Recast the items as a JSON list of strings, one string per line, with blank lines omitted. Start at the very first line of the items and stop after the line containing "The hole 8 is at (382, 270).".

** begin Raw records **

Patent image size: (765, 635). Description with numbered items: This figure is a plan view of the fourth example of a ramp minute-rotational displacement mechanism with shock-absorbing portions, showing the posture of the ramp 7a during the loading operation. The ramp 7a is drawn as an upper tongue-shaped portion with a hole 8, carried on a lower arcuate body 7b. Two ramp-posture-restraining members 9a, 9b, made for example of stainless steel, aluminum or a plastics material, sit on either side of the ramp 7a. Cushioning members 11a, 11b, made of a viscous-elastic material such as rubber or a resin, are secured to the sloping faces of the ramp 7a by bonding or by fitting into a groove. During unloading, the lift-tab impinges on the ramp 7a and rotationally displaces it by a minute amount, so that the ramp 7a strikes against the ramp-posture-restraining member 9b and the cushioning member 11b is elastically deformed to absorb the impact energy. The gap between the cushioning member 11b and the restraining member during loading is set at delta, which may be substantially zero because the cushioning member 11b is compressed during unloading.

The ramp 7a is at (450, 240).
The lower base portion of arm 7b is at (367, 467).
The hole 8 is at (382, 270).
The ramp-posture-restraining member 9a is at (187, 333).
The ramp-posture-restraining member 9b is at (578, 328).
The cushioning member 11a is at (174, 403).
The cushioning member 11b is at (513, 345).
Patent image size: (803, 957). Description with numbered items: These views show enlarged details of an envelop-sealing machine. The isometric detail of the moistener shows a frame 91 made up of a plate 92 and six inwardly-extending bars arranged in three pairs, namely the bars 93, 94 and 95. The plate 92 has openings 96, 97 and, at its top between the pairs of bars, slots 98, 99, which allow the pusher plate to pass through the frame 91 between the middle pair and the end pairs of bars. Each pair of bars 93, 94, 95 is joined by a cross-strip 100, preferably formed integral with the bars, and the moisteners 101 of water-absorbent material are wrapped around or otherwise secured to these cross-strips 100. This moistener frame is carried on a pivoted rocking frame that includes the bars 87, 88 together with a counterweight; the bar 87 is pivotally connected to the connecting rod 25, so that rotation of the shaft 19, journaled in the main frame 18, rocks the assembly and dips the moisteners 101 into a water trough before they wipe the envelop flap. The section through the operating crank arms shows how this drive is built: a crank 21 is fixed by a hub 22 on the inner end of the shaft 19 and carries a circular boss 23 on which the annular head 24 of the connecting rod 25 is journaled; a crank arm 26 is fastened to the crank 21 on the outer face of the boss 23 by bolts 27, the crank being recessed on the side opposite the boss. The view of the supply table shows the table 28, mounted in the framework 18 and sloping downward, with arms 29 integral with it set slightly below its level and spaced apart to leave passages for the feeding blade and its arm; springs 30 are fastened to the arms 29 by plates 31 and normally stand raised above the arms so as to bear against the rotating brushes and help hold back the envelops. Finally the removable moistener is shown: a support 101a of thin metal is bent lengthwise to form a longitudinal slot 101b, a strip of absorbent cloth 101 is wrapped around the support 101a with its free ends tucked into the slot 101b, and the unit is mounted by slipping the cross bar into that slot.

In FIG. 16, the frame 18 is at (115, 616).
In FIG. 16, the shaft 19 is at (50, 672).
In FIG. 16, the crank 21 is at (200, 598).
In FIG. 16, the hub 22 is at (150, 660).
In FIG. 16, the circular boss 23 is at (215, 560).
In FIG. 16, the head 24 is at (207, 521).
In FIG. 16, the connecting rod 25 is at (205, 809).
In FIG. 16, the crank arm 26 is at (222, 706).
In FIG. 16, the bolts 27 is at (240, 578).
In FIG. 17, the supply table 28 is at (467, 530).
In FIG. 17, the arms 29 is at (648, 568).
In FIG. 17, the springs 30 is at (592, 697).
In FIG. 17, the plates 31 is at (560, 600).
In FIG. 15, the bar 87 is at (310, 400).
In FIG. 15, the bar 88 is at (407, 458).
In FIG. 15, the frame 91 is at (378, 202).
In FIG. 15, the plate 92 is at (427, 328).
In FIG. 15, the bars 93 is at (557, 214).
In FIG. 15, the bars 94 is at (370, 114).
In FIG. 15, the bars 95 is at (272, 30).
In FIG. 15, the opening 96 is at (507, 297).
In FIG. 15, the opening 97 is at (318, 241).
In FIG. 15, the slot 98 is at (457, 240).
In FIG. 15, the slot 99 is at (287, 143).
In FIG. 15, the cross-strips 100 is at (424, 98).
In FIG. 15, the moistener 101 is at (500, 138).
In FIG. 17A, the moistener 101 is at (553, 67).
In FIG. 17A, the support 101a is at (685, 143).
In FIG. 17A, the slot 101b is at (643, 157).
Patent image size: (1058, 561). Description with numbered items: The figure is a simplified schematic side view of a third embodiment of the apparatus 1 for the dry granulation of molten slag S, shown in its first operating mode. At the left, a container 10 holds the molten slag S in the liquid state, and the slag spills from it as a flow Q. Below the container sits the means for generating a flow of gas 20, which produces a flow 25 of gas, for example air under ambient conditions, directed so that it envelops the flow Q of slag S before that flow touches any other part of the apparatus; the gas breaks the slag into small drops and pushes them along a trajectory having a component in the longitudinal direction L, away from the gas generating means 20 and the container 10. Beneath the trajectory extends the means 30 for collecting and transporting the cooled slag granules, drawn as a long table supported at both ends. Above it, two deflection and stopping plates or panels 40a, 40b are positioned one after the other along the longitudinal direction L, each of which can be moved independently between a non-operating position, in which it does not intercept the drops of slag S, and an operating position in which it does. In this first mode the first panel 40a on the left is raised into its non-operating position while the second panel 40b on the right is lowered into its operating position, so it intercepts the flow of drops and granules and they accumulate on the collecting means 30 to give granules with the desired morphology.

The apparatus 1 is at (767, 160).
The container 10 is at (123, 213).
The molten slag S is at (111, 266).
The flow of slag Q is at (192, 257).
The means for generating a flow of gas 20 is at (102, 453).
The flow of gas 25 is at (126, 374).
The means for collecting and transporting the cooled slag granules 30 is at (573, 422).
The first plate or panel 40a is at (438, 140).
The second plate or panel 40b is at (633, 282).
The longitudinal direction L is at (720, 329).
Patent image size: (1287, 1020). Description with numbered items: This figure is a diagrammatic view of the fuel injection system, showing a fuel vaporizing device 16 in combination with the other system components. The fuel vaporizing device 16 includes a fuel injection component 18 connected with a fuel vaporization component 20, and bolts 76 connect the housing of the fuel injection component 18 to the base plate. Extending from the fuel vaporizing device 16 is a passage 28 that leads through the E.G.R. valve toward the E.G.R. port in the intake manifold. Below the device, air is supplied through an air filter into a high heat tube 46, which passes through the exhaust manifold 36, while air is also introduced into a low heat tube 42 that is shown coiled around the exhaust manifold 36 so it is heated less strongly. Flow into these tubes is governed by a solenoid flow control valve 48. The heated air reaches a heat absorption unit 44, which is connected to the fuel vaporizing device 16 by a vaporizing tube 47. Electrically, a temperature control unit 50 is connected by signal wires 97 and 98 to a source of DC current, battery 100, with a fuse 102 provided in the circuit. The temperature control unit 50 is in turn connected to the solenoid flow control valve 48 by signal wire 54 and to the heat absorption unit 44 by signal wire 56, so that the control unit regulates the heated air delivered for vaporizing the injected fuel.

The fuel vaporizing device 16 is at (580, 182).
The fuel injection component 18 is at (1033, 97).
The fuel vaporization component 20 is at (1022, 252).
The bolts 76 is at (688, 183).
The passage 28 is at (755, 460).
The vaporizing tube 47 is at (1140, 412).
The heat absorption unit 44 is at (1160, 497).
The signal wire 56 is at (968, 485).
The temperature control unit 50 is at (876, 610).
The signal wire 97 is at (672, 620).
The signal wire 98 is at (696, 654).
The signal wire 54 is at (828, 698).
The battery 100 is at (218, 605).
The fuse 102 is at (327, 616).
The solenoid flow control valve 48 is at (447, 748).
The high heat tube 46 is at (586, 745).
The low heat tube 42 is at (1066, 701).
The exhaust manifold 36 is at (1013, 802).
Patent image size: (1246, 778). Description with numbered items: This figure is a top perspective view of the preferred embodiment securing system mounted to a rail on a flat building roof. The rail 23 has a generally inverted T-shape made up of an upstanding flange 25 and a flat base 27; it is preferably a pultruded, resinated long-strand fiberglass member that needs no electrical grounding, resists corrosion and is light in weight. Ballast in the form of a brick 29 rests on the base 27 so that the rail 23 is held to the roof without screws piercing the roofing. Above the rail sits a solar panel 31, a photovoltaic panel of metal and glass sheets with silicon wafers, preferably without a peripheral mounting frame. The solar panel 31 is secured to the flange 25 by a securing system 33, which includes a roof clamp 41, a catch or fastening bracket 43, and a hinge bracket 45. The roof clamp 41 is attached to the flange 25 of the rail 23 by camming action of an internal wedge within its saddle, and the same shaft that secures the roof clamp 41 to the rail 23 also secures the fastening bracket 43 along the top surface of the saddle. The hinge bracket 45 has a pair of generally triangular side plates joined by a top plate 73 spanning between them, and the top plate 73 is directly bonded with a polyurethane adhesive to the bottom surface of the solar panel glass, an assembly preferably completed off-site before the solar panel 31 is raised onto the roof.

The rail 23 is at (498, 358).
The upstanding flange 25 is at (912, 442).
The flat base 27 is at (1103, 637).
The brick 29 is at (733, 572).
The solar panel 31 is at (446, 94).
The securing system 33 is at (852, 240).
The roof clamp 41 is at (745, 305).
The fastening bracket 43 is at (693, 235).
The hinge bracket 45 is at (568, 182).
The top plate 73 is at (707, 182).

** end Raw records **

_Task result_:
[
  "Patent image size: (765, 635). Description with numbered items: This figure is a plan view of the fourth example of a ramp minute-rotational displacement mechanism with shock-absorbing portions, showing the posture of the ramp 7a during the loading operation. The ramp 7a is drawn as an upper tongue-shaped portion with a hole 8, carried on a lower arcuate body 7b. Two ramp-posture-restraining members 9a, 9b, made for example of stainless steel, aluminum or a plastics material, sit on either side of the ramp 7a. Cushioning members 11a, 11b, made of a viscous-elastic material such as rubber or a resin, are secured to the sloping faces of the ramp 7a by bonding or by fitting into a groove. During unloading, the lift-tab impinges on the ramp 7a and rotationally displaces it by a minute amount, so that the ramp 7a strikes against the ramp-posture-restraining member 9b and the cushioning member 11b is elastically deformed to absorb the impact energy. The gap between the cushioning member 11b and the restraining member during loading is set at delta, which may be substantially zero because the cushioning member 11b is compressed during unloading.",
  "The ramp 7a is at (450, 240).",
  "The lower base portion of arm 7b is at (367, 467).",
  "The hole 8 is at (382, 270)."
]